WRITTEN INSTRUCTION: Read through the records below and copy each line that uses the word "everything".

MATERIAL SHOWN:
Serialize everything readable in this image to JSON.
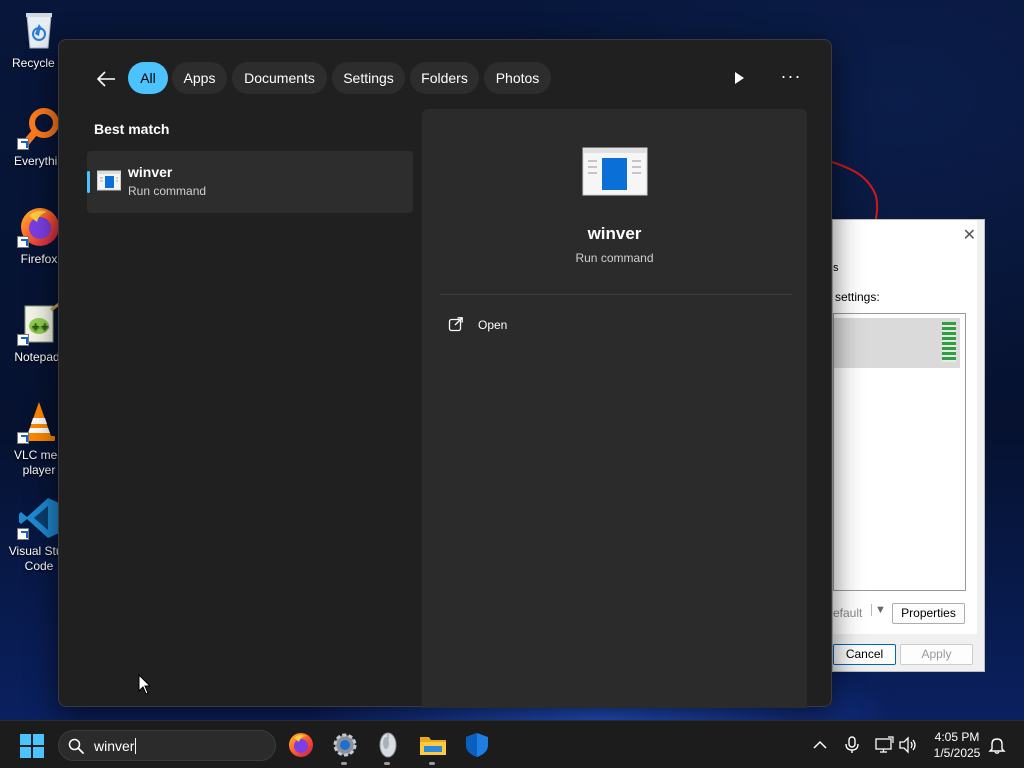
{
  "desktop": {
    "icons": [
      {
        "label": "Recycle B",
        "icon": "recycle-bin-icon"
      },
      {
        "label": "Everythin",
        "icon": "everything-search-icon"
      },
      {
        "label": "Firefox",
        "icon": "firefox-icon"
      },
      {
        "label": "Notepad-",
        "icon": "notepad-plus-plus-icon"
      },
      {
        "label": "VLC med\nplayer",
        "icon": "vlc-cone-icon"
      },
      {
        "label": "Visual Stud\nCode",
        "icon": "vscode-icon"
      }
    ]
  },
  "background_dialog": {
    "close": "✕",
    "tab_fragment": "s",
    "settings_label": "settings:",
    "default_label": "efault",
    "properties_label": "Properties",
    "cancel_label": "Cancel",
    "apply_label": "Apply"
  },
  "search": {
    "filters": [
      "All",
      "Apps",
      "Documents",
      "Settings",
      "Folders",
      "Photos"
    ],
    "active_filter": "All",
    "more_label": "···",
    "best_match_label": "Best match",
    "result": {
      "title": "winver",
      "subtitle": "Run command",
      "icon": "winver-app-icon"
    },
    "preview": {
      "title": "winver",
      "subtitle": "Run command",
      "actions": [
        {
          "label": "Open",
          "icon": "open-external-icon"
        }
      ]
    }
  },
  "taskbar": {
    "search_text": "winver",
    "pinned": [
      "firefox-icon",
      "settings-gear-icon",
      "mouse-app-icon",
      "file-explorer-icon",
      "windows-security-icon"
    ],
    "clock": {
      "time": "4:05 PM",
      "date": "1/5/2025"
    }
  },
  "colors": {
    "accent": "#4cc2ff",
    "panel_bg": "#202020",
    "preview_bg": "#2b2b2b",
    "taskbar_bg": "#1c1c1c"
  }
}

TASK OUTPUT:
Serialize everything readable in this image to JSON.
        "icon": "everything-search-icon"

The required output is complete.